[Data provided — start]
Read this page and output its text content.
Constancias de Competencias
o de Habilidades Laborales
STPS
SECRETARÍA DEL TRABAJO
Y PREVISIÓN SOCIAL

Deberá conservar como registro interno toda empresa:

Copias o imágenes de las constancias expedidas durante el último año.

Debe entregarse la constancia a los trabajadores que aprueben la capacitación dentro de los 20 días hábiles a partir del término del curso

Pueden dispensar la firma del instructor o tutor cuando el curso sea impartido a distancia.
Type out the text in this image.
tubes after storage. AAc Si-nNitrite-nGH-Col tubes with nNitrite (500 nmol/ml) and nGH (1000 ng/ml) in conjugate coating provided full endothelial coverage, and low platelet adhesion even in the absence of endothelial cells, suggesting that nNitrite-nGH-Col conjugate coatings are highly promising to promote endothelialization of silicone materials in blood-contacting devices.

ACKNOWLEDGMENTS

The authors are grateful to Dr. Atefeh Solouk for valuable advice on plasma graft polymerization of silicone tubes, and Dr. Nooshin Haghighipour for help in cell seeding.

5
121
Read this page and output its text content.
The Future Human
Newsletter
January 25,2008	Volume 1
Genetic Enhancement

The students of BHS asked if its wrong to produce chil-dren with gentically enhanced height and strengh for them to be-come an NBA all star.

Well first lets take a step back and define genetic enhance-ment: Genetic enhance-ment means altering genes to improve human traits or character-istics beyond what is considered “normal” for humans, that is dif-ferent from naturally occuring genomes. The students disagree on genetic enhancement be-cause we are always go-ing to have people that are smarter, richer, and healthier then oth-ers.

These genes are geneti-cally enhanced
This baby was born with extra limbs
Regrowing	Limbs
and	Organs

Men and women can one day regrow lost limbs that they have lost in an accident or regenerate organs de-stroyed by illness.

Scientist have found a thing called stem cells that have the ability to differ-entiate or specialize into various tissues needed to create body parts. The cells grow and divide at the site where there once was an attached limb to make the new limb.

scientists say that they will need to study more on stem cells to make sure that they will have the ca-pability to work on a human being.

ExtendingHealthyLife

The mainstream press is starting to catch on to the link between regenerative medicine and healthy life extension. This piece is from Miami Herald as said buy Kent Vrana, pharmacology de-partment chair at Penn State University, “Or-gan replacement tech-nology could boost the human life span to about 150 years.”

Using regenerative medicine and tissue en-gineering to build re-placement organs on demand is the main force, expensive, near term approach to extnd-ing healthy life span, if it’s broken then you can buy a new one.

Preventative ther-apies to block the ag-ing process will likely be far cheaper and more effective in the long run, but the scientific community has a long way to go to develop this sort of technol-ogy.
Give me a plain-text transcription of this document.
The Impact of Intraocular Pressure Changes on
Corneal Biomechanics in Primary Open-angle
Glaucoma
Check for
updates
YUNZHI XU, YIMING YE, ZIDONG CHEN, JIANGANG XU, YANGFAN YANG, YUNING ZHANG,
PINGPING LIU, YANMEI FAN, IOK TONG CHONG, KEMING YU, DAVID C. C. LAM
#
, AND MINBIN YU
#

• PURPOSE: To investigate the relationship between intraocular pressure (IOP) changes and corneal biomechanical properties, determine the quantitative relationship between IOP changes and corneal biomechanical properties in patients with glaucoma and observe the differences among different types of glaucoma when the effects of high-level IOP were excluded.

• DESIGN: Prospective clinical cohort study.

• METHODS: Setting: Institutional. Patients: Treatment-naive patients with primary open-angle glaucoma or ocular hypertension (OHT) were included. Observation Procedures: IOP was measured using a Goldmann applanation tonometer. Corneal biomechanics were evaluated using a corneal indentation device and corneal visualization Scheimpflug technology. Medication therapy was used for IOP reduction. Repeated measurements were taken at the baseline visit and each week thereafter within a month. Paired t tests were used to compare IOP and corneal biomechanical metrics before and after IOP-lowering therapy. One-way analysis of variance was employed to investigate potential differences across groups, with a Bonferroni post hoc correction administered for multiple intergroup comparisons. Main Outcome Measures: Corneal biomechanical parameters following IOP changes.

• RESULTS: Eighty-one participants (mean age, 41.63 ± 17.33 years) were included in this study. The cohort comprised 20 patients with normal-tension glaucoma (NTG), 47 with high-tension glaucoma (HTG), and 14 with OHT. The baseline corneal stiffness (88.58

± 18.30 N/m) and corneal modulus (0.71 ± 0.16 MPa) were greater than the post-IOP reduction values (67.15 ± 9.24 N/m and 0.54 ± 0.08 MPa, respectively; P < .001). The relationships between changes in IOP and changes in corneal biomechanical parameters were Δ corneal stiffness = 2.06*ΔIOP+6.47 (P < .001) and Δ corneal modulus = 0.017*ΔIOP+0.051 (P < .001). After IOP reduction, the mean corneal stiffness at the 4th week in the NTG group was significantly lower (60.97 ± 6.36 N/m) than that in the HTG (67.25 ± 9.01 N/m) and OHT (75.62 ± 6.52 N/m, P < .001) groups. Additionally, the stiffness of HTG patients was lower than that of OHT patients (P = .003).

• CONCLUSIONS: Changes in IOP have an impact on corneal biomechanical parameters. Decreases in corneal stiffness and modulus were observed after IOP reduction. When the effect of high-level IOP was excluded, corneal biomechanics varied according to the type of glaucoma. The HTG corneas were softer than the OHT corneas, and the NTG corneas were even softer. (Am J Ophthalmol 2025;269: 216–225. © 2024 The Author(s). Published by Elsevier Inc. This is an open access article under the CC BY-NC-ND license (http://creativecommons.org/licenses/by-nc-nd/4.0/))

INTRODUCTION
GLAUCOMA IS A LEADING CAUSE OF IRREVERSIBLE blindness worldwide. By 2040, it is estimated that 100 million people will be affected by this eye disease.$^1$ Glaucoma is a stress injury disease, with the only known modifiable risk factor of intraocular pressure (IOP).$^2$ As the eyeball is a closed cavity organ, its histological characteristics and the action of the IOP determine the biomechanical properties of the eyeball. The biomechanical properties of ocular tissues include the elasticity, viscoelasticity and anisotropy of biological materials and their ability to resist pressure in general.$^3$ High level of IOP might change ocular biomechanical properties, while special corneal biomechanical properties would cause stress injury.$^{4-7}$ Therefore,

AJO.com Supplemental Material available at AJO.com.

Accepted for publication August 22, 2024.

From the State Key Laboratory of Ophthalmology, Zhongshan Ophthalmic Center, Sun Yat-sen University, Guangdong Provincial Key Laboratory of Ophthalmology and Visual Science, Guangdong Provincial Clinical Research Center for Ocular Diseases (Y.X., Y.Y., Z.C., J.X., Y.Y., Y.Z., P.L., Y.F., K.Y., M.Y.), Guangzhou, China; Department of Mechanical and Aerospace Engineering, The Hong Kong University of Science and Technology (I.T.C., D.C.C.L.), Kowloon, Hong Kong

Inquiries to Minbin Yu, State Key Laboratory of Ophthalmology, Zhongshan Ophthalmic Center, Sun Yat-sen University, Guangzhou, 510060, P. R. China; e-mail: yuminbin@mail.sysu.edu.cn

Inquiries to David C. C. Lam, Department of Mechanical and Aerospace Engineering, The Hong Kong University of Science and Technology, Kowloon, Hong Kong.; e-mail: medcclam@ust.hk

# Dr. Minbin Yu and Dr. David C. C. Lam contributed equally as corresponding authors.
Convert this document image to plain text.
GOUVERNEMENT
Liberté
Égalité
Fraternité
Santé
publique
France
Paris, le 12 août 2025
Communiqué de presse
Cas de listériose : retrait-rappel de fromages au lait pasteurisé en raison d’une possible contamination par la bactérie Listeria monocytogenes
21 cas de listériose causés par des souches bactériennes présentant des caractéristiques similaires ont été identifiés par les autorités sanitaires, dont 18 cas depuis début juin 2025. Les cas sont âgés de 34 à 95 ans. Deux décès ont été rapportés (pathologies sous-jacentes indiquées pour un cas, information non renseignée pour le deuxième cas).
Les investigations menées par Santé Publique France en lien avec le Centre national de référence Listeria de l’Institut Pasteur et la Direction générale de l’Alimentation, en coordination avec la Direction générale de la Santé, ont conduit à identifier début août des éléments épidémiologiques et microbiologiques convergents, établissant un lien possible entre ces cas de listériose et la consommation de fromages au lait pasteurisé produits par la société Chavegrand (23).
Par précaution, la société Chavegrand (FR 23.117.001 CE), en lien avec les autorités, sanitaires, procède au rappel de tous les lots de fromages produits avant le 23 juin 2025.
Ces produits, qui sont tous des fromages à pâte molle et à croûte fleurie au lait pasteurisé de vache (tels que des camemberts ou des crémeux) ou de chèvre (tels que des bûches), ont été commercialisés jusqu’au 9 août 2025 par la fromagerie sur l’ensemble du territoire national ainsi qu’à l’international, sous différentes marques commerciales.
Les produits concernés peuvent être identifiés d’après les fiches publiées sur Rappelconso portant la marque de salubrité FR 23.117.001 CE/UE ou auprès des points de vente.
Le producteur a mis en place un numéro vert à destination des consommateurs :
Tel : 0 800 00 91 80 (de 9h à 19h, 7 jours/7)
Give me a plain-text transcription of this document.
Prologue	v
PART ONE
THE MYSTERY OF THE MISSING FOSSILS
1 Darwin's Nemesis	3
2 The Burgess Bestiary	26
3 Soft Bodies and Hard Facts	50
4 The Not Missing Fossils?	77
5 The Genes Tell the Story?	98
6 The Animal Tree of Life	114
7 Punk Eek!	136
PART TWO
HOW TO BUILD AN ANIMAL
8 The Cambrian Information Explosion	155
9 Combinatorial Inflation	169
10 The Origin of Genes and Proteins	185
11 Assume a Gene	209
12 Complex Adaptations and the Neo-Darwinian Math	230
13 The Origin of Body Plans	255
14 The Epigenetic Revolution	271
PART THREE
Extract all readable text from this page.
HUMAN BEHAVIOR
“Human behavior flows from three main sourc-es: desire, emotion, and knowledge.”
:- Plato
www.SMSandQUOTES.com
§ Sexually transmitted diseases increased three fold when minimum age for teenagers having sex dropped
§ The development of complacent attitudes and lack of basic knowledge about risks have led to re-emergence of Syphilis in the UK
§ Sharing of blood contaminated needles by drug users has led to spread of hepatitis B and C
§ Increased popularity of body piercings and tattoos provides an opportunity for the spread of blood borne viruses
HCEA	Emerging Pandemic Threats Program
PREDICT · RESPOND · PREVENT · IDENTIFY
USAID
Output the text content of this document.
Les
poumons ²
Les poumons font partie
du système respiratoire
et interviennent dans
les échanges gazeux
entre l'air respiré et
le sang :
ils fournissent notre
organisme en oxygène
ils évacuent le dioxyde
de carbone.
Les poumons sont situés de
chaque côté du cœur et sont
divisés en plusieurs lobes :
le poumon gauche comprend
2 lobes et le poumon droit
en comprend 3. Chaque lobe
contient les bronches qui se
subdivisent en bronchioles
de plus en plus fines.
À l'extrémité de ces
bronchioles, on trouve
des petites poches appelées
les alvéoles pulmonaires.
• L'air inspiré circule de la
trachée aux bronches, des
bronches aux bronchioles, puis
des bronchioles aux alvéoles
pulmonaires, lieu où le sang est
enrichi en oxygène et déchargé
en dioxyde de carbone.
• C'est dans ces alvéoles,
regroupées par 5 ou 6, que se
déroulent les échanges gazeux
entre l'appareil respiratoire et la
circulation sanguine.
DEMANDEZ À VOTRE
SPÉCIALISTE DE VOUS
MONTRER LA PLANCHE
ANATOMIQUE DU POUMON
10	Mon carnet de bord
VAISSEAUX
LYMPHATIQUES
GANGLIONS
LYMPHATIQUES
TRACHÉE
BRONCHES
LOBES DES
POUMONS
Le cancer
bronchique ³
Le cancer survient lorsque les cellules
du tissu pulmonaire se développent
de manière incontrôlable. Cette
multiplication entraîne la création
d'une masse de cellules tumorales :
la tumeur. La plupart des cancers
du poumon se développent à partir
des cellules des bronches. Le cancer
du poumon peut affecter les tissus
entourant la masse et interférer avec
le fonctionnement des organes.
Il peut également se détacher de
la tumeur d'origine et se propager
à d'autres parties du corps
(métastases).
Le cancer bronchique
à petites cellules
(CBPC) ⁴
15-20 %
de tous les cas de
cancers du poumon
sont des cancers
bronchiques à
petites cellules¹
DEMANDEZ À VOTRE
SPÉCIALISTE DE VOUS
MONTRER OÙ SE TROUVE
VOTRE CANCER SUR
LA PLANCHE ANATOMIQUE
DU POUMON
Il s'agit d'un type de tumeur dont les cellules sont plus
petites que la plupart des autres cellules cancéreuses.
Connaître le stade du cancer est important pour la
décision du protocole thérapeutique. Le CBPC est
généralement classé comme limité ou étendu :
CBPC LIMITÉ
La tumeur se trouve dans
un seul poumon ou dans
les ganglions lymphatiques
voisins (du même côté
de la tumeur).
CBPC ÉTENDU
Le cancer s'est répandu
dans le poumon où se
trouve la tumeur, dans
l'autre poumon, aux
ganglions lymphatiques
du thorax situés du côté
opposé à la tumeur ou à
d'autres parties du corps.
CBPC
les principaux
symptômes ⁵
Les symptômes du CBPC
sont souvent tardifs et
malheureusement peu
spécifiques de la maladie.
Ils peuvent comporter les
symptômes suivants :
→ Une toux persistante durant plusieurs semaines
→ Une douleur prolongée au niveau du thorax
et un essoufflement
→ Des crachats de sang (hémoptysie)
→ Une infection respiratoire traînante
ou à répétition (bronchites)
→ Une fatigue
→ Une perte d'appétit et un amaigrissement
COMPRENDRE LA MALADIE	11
[Data provided — finish]
• _Exercise description_: Going through the entries, return every line holding the word "curso".

• _Task result_:
Debe entregarse la constancia a los trabajadores que aprueben la capacitación dentro de los 20 días hábiles a partir del término del curso
Pueden dispensar la firma del instructor o tutor cuando el curso sea impartido a distancia.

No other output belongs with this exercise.